Find the lines below that contain the string "Send". Copy each one.

## Begin Given records

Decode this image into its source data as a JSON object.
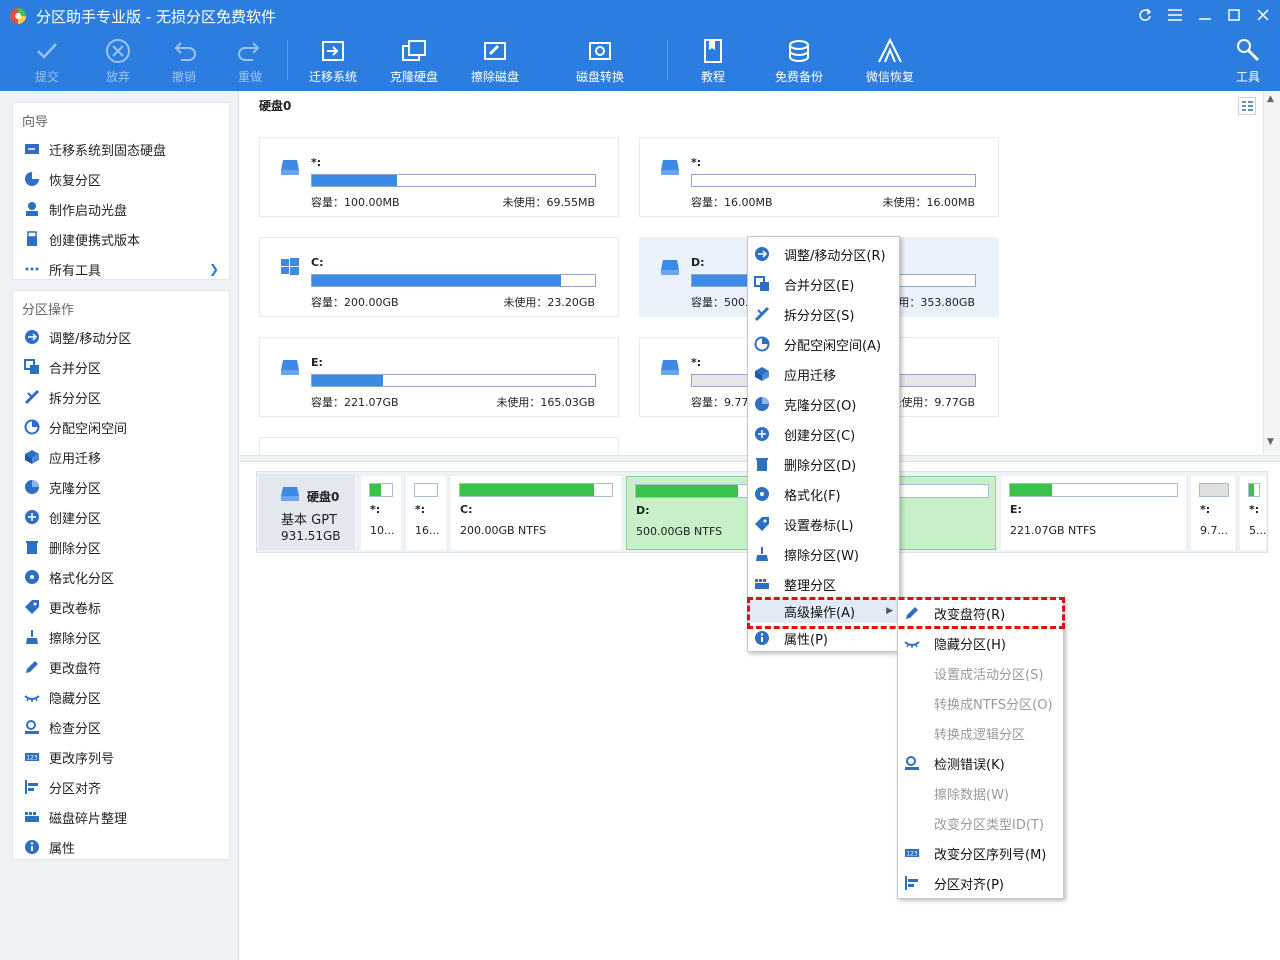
{
  "app": {
    "title": "分区助手专业版 - 无损分区免费软件"
  },
  "toolbar": {
    "buttons": [
      {
        "label": "提交",
        "icon": "check-icon",
        "enabled": false
      },
      {
        "label": "放弃",
        "icon": "cancel-icon",
        "enabled": false
      },
      {
        "label": "撤销",
        "icon": "undo-icon",
        "enabled": false
      },
      {
        "label": "重做",
        "icon": "redo-icon",
        "enabled": false
      },
      {
        "label": "迁移系统",
        "icon": "migrate-os-icon",
        "enabled": true
      },
      {
        "label": "克隆硬盘",
        "icon": "clone-disk-icon",
        "enabled": true
      },
      {
        "label": "擦除磁盘",
        "icon": "wipe-disk-icon",
        "enabled": true
      },
      {
        "label": "磁盘转换",
        "icon": "disk-convert-icon",
        "enabled": true
      },
      {
        "label": "教程",
        "icon": "tutorial-icon",
        "enabled": true
      },
      {
        "label": "免费备份",
        "icon": "backup-icon",
        "enabled": true
      },
      {
        "label": "微信恢复",
        "icon": "wechat-recovery-icon",
        "enabled": true
      },
      {
        "label": "工具",
        "icon": "tools-icon",
        "enabled": true
      }
    ]
  },
  "sidebar": {
    "wizard_title": "向导",
    "wizard_items": [
      {
        "label": "迁移系统到固态硬盘"
      },
      {
        "label": "恢复分区"
      },
      {
        "label": "制作启动光盘"
      },
      {
        "label": "创建便携式版本"
      },
      {
        "label": "所有工具"
      }
    ],
    "ops_title": "分区操作",
    "ops_items": [
      {
        "label": "调整/移动分区"
      },
      {
        "label": "合并分区"
      },
      {
        "label": "拆分分区"
      },
      {
        "label": "分配空闲空间"
      },
      {
        "label": "应用迁移"
      },
      {
        "label": "克隆分区"
      },
      {
        "label": "创建分区"
      },
      {
        "label": "删除分区"
      },
      {
        "label": "格式化分区"
      },
      {
        "label": "更改卷标"
      },
      {
        "label": "擦除分区"
      },
      {
        "label": "更改盘符"
      },
      {
        "label": "隐藏分区"
      },
      {
        "label": "检查分区"
      },
      {
        "label": "更改序列号"
      },
      {
        "label": "分区对齐"
      },
      {
        "label": "磁盘碎片整理"
      },
      {
        "label": "属性"
      }
    ]
  },
  "main": {
    "disk_title": "硬盘0",
    "cards": [
      {
        "name": "*:",
        "capacity": "容量：100.00MB",
        "unused": "未使用：69.55MB",
        "used_fraction": 0.3
      },
      {
        "name": "*:",
        "capacity": "容量：16.00MB",
        "unused": "未使用：16.00MB",
        "used_fraction": 0.0
      },
      {
        "name": "C:",
        "capacity": "容量：200.00GB",
        "unused": "未使用：23.20GB",
        "used_fraction": 0.88
      },
      {
        "name": "D:",
        "capacity": "容量：500.0",
        "unused": "使用：353.80GB",
        "used_fraction": 0.29
      },
      {
        "name": "E:",
        "capacity": "容量：221.07GB",
        "unused": "未使用：165.03GB",
        "used_fraction": 0.25
      },
      {
        "name": "*:",
        "capacity": "容量：9.77",
        "unused": "未使用：9.77GB",
        "used_fraction": 0.0
      }
    ],
    "diskmap": {
      "name": "硬盘0",
      "type": "基本 GPT",
      "size": "931.51GB",
      "blocks": [
        {
          "name": "*:",
          "size": "10...",
          "used_fraction": 0.5
        },
        {
          "name": "*:",
          "size": "16...",
          "used_fraction": 0.0
        },
        {
          "name": "C:",
          "size": "200.00GB NTFS",
          "used_fraction": 0.88
        },
        {
          "name": "D:",
          "size": "500.00GB NTFS",
          "used_fraction": 0.29
        },
        {
          "name": "E:",
          "size": "221.07GB NTFS",
          "used_fraction": 0.25
        },
        {
          "name": "*:",
          "size": "9.7...",
          "used_fraction": 0.0
        },
        {
          "name": "*:",
          "size": "5...",
          "used_fraction": 0.5
        }
      ]
    }
  },
  "context_menu": {
    "items": [
      {
        "label": "调整/移动分区(R)",
        "icon": "resize-icon"
      },
      {
        "label": "合并分区(E)",
        "icon": "merge-icon"
      },
      {
        "label": "拆分分区(S)",
        "icon": "split-icon"
      },
      {
        "label": "分配空闲空间(A)",
        "icon": "allocate-icon"
      },
      {
        "label": "应用迁移",
        "icon": "app-migrate-icon"
      },
      {
        "label": "克隆分区(O)",
        "icon": "clone-icon"
      },
      {
        "label": "创建分区(C)",
        "icon": "create-icon"
      },
      {
        "label": "删除分区(D)",
        "icon": "delete-icon"
      },
      {
        "label": "格式化(F)",
        "icon": "format-icon"
      },
      {
        "label": "设置卷标(L)",
        "icon": "label-icon"
      },
      {
        "label": "擦除分区(W)",
        "icon": "wipe-icon"
      },
      {
        "label": "整理分区",
        "icon": "defrag-icon"
      },
      {
        "label": "高级操作(A)",
        "icon": "",
        "submenu": true
      },
      {
        "label": "属性(P)",
        "icon": "info-icon"
      }
    ]
  },
  "submenu": {
    "items": [
      {
        "label": "改变盘符(R)",
        "icon": "pencil-icon",
        "enabled": true
      },
      {
        "label": "隐藏分区(H)",
        "icon": "hide-eye-icon",
        "enabled": true
      },
      {
        "label": "设置成活动分区(S)",
        "icon": "",
        "enabled": false
      },
      {
        "label": "转换成NTFS分区(O)",
        "icon": "",
        "enabled": false
      },
      {
        "label": "转换成逻辑分区",
        "icon": "",
        "enabled": false
      },
      {
        "label": "检测错误(K)",
        "icon": "check-disk-icon",
        "enabled": true
      },
      {
        "label": "擦除数据(W)",
        "icon": "",
        "enabled": false
      },
      {
        "label": "改变分区类型ID(T)",
        "icon": "",
        "enabled": false
      },
      {
        "label": "改变分区序列号(M)",
        "icon": "serial-icon",
        "enabled": true
      },
      {
        "label": "分区对齐(P)",
        "icon": "align-icon",
        "enabled": true
      }
    ]
  },
  "colors": {
    "titlebar": "#2c7de0",
    "accent": "#3c8ae6",
    "green": "#38c24a",
    "highlight": "#e01010"
  }
}
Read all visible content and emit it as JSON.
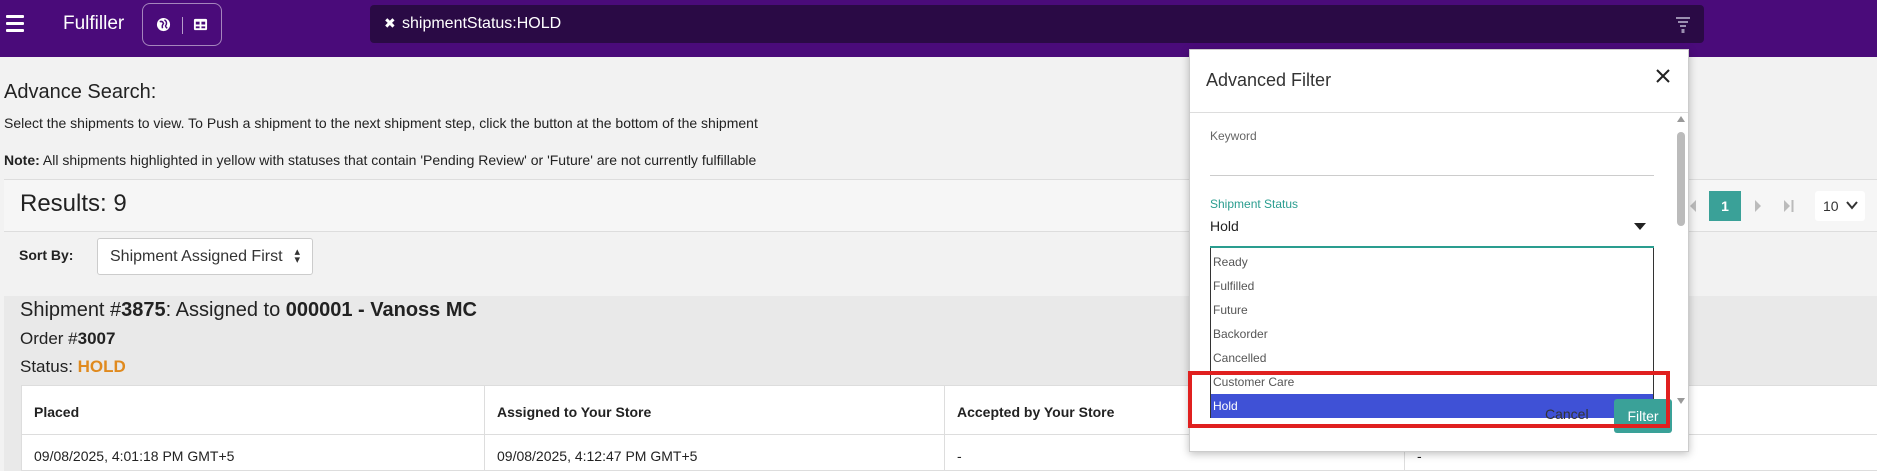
{
  "app": {
    "title": "Fulfiller"
  },
  "search": {
    "chip_text": "shipmentStatus:HOLD"
  },
  "page": {
    "heading": "Advance Search:",
    "description": "Select the shipments to view. To Push a shipment to the next shipment step, click the button at the bottom of the shipment",
    "note_label": "Note:",
    "note_text": " All shipments highlighted in yellow with statuses that contain 'Pending Review' or 'Future' are not currently fulfillable",
    "results": "Results: 9",
    "sort_label": "Sort By:",
    "sort_value": "Shipment Assigned First"
  },
  "pagination": {
    "current": "1",
    "page_size": "10"
  },
  "shipment": {
    "title_prefix": "Shipment #",
    "number": "3875",
    "assigned_prefix": ": Assigned to ",
    "assignee": "000001 - Vanoss MC",
    "order_prefix": "Order #",
    "order_number": "3007",
    "status_prefix": "Status: ",
    "status_value": "HOLD",
    "columns": [
      "Placed",
      "Assigned to Your Store",
      "Accepted by Your Store",
      ""
    ],
    "row": [
      "09/08/2025, 4:01:18 PM GMT+5",
      "09/08/2025, 4:12:47 PM GMT+5",
      "-",
      "-"
    ]
  },
  "modal": {
    "title": "Advanced Filter",
    "keyword_label": "Keyword",
    "keyword_value": "",
    "status_label": "Shipment Status",
    "status_value": "Hold",
    "options": [
      "Ready",
      "Fulfilled",
      "Future",
      "Backorder",
      "Cancelled",
      "Customer Care",
      "Hold"
    ],
    "selected_option": "Hold",
    "cancel_label": "Cancel",
    "filter_label": "Filter"
  },
  "colors": {
    "topbar": "#4a0b7a",
    "accent_teal": "#3aa198",
    "status_hold": "#e08a1e",
    "selected_option": "#3f51d6",
    "highlight": "#e0201f"
  },
  "icons": [
    "menu-icon",
    "globe-icon",
    "table-icon",
    "close-icon",
    "filter-icon",
    "chevron-down-icon",
    "first-page-icon",
    "prev-page-icon",
    "next-page-icon",
    "last-page-icon"
  ]
}
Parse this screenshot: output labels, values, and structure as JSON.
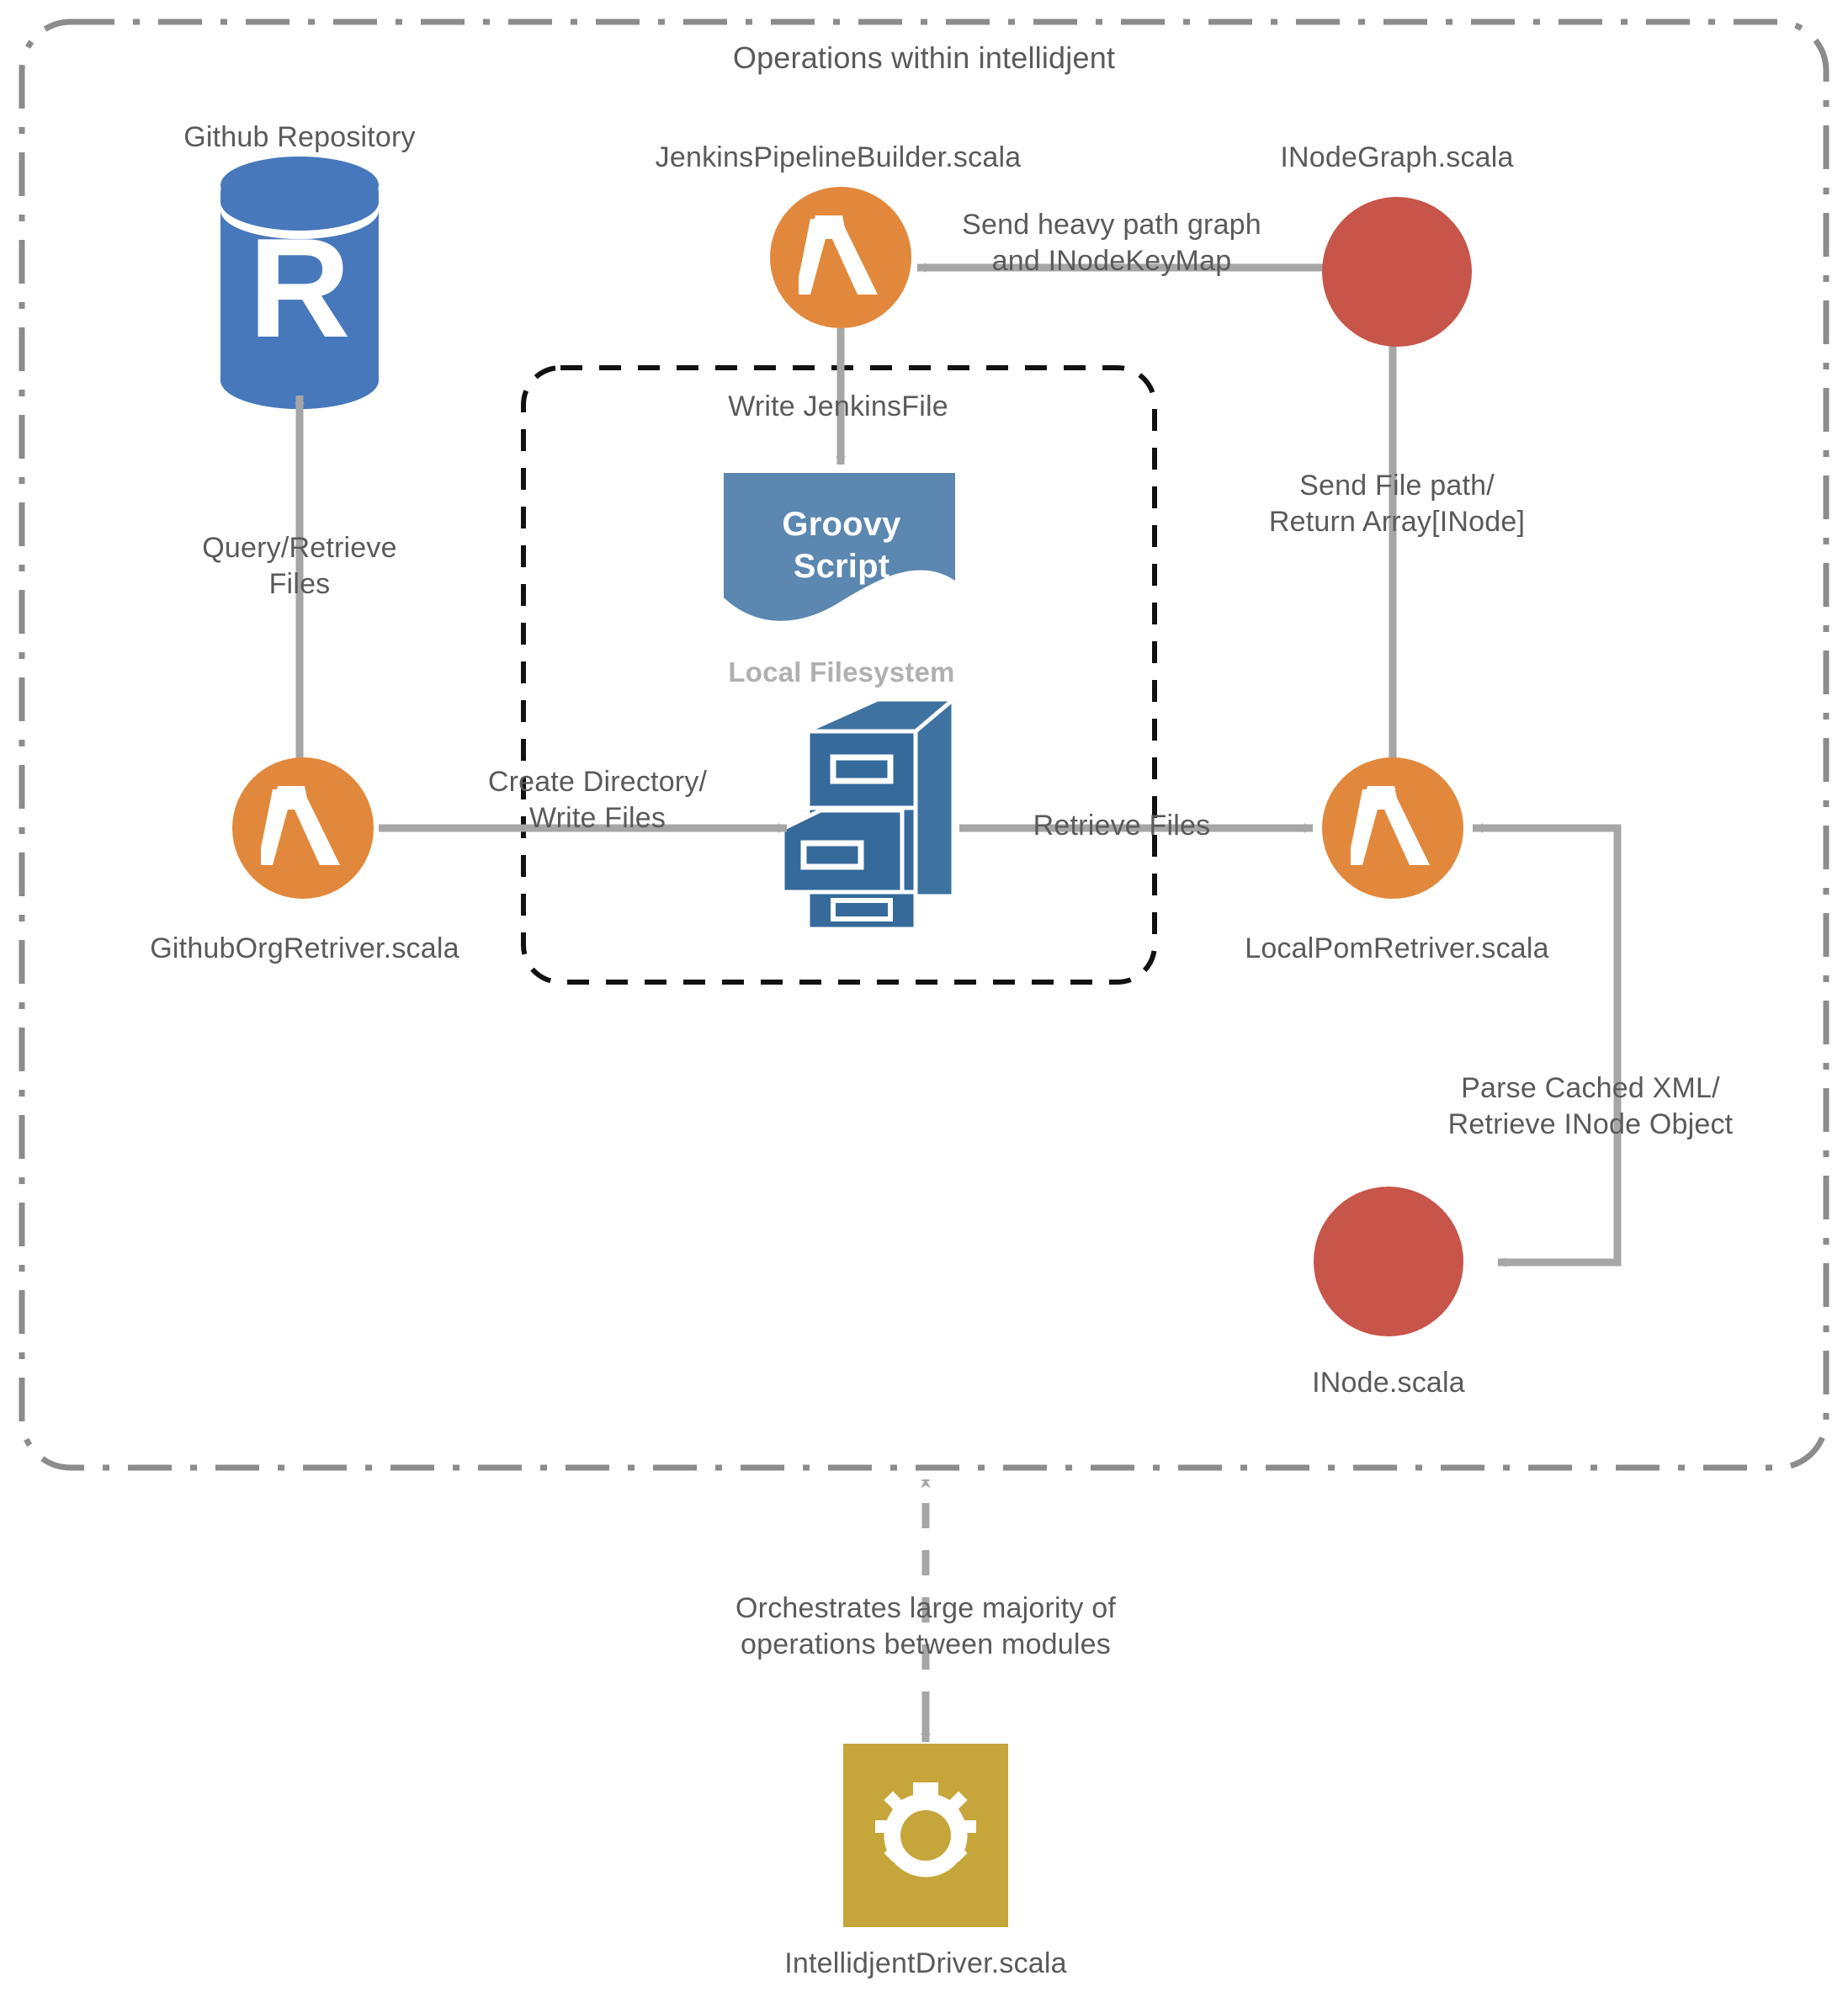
{
  "diagram": {
    "title": "Operations within intellidjent",
    "boundary_label": "Operations within intellidjent",
    "inner_group_label": "Local Filesystem"
  },
  "colors": {
    "lambda_orange": "#E2883C",
    "repo_blue": "#4878BC",
    "inode_red": "#C7554A",
    "groovy_blue": "#5B87B0",
    "cabinet_blue": "#356A9B",
    "driver_gold": "#C6A53B",
    "arrow_gray": "#A6A6A6",
    "text_gray": "#5A5A5A",
    "muted_gray": "#B0B0B0"
  },
  "nodes": {
    "github_repository": {
      "label": "Github Repository",
      "icon": "database-cylinder-icon",
      "glyph": "R"
    },
    "github_org_retriver": {
      "label": "GithubOrgRetriver.scala",
      "icon": "lambda-icon"
    },
    "jenkins_pipeline_builder": {
      "label": "JenkinsPipelineBuilder.scala",
      "icon": "lambda-icon"
    },
    "inode_graph": {
      "label": "INodeGraph.scala",
      "icon": "red-circle-icon"
    },
    "groovy_script": {
      "label": "Groovy Script",
      "icon": "document-wave-icon"
    },
    "file_cabinet": {
      "label": "",
      "icon": "file-cabinet-icon"
    },
    "local_pom_retriver": {
      "label": "LocalPomRetriver.scala",
      "icon": "lambda-icon"
    },
    "inode": {
      "label": "INode.scala",
      "icon": "red-circle-icon"
    },
    "intellidjent_driver": {
      "label": "IntellidjentDriver.scala",
      "icon": "gear-icon"
    }
  },
  "edges": {
    "query_retrieve_files": "Query/Retrieve\nFiles",
    "create_directory_write_files": "Create Directory/\nWrite Files",
    "write_jenkinsfile": "Write JenkinsFile",
    "send_heavy_path_graph": "Send heavy path graph\nand INodeKeyMap",
    "send_file_path_return_array": "Send File path/\nReturn Array[INode]",
    "retrieve_files": "Retrieve Files",
    "parse_cached_xml": "Parse Cached XML/\nRetrieve INode Object",
    "orchestrates": "Orchestrates large majority of\noperations between modules"
  }
}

## End Given records

Written response:
    "send_heavy_path_graph": "Send heavy path graph\nand INodeKeyMap",
    "send_file_path_return_array": "Send File path/\nReturn Array[INode]",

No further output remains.